● Stated problem
Without the images, write out the whole listing exactly.

** start of Provided information **

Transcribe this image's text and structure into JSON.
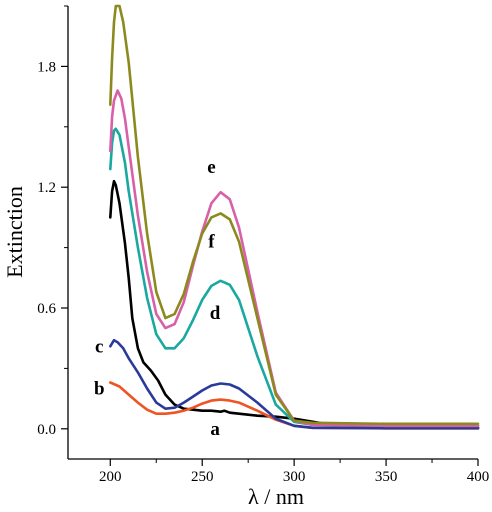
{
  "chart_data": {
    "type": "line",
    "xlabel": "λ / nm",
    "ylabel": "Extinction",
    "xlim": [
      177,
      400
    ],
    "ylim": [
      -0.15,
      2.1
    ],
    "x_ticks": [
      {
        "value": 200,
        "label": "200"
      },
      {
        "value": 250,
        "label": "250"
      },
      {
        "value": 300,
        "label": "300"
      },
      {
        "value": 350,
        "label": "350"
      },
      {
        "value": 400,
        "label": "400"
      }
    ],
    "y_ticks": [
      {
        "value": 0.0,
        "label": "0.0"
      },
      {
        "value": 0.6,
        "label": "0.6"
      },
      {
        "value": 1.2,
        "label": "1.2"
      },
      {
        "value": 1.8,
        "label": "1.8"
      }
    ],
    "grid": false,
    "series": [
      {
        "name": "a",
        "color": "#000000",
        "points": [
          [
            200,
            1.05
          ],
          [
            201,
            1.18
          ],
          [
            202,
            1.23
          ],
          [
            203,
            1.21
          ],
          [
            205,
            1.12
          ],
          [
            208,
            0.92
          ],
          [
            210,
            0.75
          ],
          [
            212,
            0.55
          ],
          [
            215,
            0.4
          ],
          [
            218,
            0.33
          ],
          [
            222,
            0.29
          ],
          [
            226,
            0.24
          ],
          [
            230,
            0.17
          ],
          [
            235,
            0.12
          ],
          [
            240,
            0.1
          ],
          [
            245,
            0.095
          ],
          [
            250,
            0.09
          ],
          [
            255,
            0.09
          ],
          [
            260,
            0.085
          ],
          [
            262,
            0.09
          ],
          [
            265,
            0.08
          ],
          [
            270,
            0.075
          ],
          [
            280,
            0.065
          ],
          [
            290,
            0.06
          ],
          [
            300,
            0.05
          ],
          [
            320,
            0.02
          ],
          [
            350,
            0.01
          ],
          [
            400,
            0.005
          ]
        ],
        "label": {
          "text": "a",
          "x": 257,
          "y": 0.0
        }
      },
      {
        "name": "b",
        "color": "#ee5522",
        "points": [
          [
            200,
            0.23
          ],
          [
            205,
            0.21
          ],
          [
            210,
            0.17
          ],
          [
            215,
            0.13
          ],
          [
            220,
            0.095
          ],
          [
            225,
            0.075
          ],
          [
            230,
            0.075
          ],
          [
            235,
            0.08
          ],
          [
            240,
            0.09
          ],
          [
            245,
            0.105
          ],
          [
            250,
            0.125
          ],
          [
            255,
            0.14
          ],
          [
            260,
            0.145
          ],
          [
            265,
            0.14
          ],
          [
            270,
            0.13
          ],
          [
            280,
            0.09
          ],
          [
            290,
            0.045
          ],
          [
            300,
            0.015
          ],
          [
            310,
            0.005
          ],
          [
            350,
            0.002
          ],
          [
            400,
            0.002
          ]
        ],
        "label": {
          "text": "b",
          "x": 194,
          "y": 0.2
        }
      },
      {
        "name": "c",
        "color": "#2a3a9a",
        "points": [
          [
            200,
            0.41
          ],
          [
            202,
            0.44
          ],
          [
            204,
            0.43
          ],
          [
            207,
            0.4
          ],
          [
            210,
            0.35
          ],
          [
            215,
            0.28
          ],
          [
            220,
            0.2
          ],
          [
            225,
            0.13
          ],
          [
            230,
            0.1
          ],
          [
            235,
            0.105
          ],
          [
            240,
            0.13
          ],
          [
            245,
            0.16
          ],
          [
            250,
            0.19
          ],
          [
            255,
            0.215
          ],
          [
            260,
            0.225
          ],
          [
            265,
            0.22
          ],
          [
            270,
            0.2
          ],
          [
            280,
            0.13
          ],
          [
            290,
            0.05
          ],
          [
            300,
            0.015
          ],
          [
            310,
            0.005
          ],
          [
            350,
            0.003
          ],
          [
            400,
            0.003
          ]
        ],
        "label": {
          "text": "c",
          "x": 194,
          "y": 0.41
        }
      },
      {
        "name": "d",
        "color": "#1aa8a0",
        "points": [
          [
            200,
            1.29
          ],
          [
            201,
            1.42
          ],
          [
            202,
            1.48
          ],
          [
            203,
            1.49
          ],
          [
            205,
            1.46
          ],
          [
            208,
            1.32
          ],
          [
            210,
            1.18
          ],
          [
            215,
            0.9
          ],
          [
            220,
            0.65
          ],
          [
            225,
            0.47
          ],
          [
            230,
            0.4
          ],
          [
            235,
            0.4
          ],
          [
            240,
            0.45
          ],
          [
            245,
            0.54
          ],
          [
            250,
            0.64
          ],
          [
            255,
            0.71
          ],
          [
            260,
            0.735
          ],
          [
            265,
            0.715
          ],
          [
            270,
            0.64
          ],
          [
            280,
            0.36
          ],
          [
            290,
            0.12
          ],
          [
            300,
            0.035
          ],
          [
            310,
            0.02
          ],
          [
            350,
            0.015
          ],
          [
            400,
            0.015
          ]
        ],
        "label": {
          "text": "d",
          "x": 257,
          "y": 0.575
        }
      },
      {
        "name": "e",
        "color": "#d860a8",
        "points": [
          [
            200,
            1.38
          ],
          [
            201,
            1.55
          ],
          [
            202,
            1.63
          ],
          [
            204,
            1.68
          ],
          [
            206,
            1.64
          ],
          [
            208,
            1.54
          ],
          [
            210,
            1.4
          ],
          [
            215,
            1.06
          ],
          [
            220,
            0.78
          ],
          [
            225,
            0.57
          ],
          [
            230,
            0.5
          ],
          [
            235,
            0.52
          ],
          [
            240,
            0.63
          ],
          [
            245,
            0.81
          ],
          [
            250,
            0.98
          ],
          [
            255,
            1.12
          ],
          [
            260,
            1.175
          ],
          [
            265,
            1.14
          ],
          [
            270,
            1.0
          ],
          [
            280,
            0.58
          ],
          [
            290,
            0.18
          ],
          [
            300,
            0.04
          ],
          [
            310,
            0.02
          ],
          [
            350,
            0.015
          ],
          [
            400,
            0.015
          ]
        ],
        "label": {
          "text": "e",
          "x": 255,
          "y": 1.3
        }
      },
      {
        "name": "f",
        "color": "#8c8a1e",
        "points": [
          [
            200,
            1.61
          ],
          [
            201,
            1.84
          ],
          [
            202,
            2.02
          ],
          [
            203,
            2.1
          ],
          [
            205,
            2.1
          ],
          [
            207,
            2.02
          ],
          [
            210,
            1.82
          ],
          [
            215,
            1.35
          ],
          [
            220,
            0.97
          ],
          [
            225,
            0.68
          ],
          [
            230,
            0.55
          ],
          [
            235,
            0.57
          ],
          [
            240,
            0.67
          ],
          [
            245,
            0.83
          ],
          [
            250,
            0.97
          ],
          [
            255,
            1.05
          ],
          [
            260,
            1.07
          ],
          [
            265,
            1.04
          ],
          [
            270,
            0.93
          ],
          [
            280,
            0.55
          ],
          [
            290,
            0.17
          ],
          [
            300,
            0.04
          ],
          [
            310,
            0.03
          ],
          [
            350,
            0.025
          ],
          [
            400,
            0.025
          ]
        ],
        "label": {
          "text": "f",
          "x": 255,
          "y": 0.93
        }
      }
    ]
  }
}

** end of Provided information **

● Solution to this task
Transcribe this image's text and structure into JSON.
{
  "chart_data": {
    "type": "line",
    "xlabel": "λ / nm",
    "ylabel": "Extinction",
    "xlim": [
      177,
      400
    ],
    "ylim": [
      -0.15,
      2.1
    ],
    "x_ticks": [
      {
        "value": 200,
        "label": "200"
      },
      {
        "value": 250,
        "label": "250"
      },
      {
        "value": 300,
        "label": "300"
      },
      {
        "value": 350,
        "label": "350"
      },
      {
        "value": 400,
        "label": "400"
      }
    ],
    "y_ticks": [
      {
        "value": 0.0,
        "label": "0.0"
      },
      {
        "value": 0.6,
        "label": "0.6"
      },
      {
        "value": 1.2,
        "label": "1.2"
      },
      {
        "value": 1.8,
        "label": "1.8"
      }
    ],
    "grid": false,
    "series": [
      {
        "name": "a",
        "color": "#000000",
        "points": [
          [
            200,
            1.05
          ],
          [
            201,
            1.18
          ],
          [
            202,
            1.23
          ],
          [
            203,
            1.21
          ],
          [
            205,
            1.12
          ],
          [
            208,
            0.92
          ],
          [
            210,
            0.75
          ],
          [
            212,
            0.55
          ],
          [
            215,
            0.4
          ],
          [
            218,
            0.33
          ],
          [
            222,
            0.29
          ],
          [
            226,
            0.24
          ],
          [
            230,
            0.17
          ],
          [
            235,
            0.12
          ],
          [
            240,
            0.1
          ],
          [
            245,
            0.095
          ],
          [
            250,
            0.09
          ],
          [
            255,
            0.09
          ],
          [
            260,
            0.085
          ],
          [
            262,
            0.09
          ],
          [
            265,
            0.08
          ],
          [
            270,
            0.075
          ],
          [
            280,
            0.065
          ],
          [
            290,
            0.06
          ],
          [
            300,
            0.05
          ],
          [
            320,
            0.02
          ],
          [
            350,
            0.01
          ],
          [
            400,
            0.005
          ]
        ],
        "label": {
          "text": "a",
          "x": 257,
          "y": 0.0
        }
      },
      {
        "name": "b",
        "color": "#ee5522",
        "points": [
          [
            200,
            0.23
          ],
          [
            205,
            0.21
          ],
          [
            210,
            0.17
          ],
          [
            215,
            0.13
          ],
          [
            220,
            0.095
          ],
          [
            225,
            0.075
          ],
          [
            230,
            0.075
          ],
          [
            235,
            0.08
          ],
          [
            240,
            0.09
          ],
          [
            245,
            0.105
          ],
          [
            250,
            0.125
          ],
          [
            255,
            0.14
          ],
          [
            260,
            0.145
          ],
          [
            265,
            0.14
          ],
          [
            270,
            0.13
          ],
          [
            280,
            0.09
          ],
          [
            290,
            0.045
          ],
          [
            300,
            0.015
          ],
          [
            310,
            0.005
          ],
          [
            350,
            0.002
          ],
          [
            400,
            0.002
          ]
        ],
        "label": {
          "text": "b",
          "x": 194,
          "y": 0.2
        }
      },
      {
        "name": "c",
        "color": "#2a3a9a",
        "points": [
          [
            200,
            0.41
          ],
          [
            202,
            0.44
          ],
          [
            204,
            0.43
          ],
          [
            207,
            0.4
          ],
          [
            210,
            0.35
          ],
          [
            215,
            0.28
          ],
          [
            220,
            0.2
          ],
          [
            225,
            0.13
          ],
          [
            230,
            0.1
          ],
          [
            235,
            0.105
          ],
          [
            240,
            0.13
          ],
          [
            245,
            0.16
          ],
          [
            250,
            0.19
          ],
          [
            255,
            0.215
          ],
          [
            260,
            0.225
          ],
          [
            265,
            0.22
          ],
          [
            270,
            0.2
          ],
          [
            280,
            0.13
          ],
          [
            290,
            0.05
          ],
          [
            300,
            0.015
          ],
          [
            310,
            0.005
          ],
          [
            350,
            0.003
          ],
          [
            400,
            0.003
          ]
        ],
        "label": {
          "text": "c",
          "x": 194,
          "y": 0.41
        }
      },
      {
        "name": "d",
        "color": "#1aa8a0",
        "points": [
          [
            200,
            1.29
          ],
          [
            201,
            1.42
          ],
          [
            202,
            1.48
          ],
          [
            203,
            1.49
          ],
          [
            205,
            1.46
          ],
          [
            208,
            1.32
          ],
          [
            210,
            1.18
          ],
          [
            215,
            0.9
          ],
          [
            220,
            0.65
          ],
          [
            225,
            0.47
          ],
          [
            230,
            0.4
          ],
          [
            235,
            0.4
          ],
          [
            240,
            0.45
          ],
          [
            245,
            0.54
          ],
          [
            250,
            0.64
          ],
          [
            255,
            0.71
          ],
          [
            260,
            0.735
          ],
          [
            265,
            0.715
          ],
          [
            270,
            0.64
          ],
          [
            280,
            0.36
          ],
          [
            290,
            0.12
          ],
          [
            300,
            0.035
          ],
          [
            310,
            0.02
          ],
          [
            350,
            0.015
          ],
          [
            400,
            0.015
          ]
        ],
        "label": {
          "text": "d",
          "x": 257,
          "y": 0.575
        }
      },
      {
        "name": "e",
        "color": "#d860a8",
        "points": [
          [
            200,
            1.38
          ],
          [
            201,
            1.55
          ],
          [
            202,
            1.63
          ],
          [
            204,
            1.68
          ],
          [
            206,
            1.64
          ],
          [
            208,
            1.54
          ],
          [
            210,
            1.4
          ],
          [
            215,
            1.06
          ],
          [
            220,
            0.78
          ],
          [
            225,
            0.57
          ],
          [
            230,
            0.5
          ],
          [
            235,
            0.52
          ],
          [
            240,
            0.63
          ],
          [
            245,
            0.81
          ],
          [
            250,
            0.98
          ],
          [
            255,
            1.12
          ],
          [
            260,
            1.175
          ],
          [
            265,
            1.14
          ],
          [
            270,
            1.0
          ],
          [
            280,
            0.58
          ],
          [
            290,
            0.18
          ],
          [
            300,
            0.04
          ],
          [
            310,
            0.02
          ],
          [
            350,
            0.015
          ],
          [
            400,
            0.015
          ]
        ],
        "label": {
          "text": "e",
          "x": 255,
          "y": 1.3
        }
      },
      {
        "name": "f",
        "color": "#8c8a1e",
        "points": [
          [
            200,
            1.61
          ],
          [
            201,
            1.84
          ],
          [
            202,
            2.02
          ],
          [
            203,
            2.1
          ],
          [
            205,
            2.1
          ],
          [
            207,
            2.02
          ],
          [
            210,
            1.82
          ],
          [
            215,
            1.35
          ],
          [
            220,
            0.97
          ],
          [
            225,
            0.68
          ],
          [
            230,
            0.55
          ],
          [
            235,
            0.57
          ],
          [
            240,
            0.67
          ],
          [
            245,
            0.83
          ],
          [
            250,
            0.97
          ],
          [
            255,
            1.05
          ],
          [
            260,
            1.07
          ],
          [
            265,
            1.04
          ],
          [
            270,
            0.93
          ],
          [
            280,
            0.55
          ],
          [
            290,
            0.17
          ],
          [
            300,
            0.04
          ],
          [
            310,
            0.03
          ],
          [
            350,
            0.025
          ],
          [
            400,
            0.025
          ]
        ],
        "label": {
          "text": "f",
          "x": 255,
          "y": 0.93
        }
      }
    ]
  }
}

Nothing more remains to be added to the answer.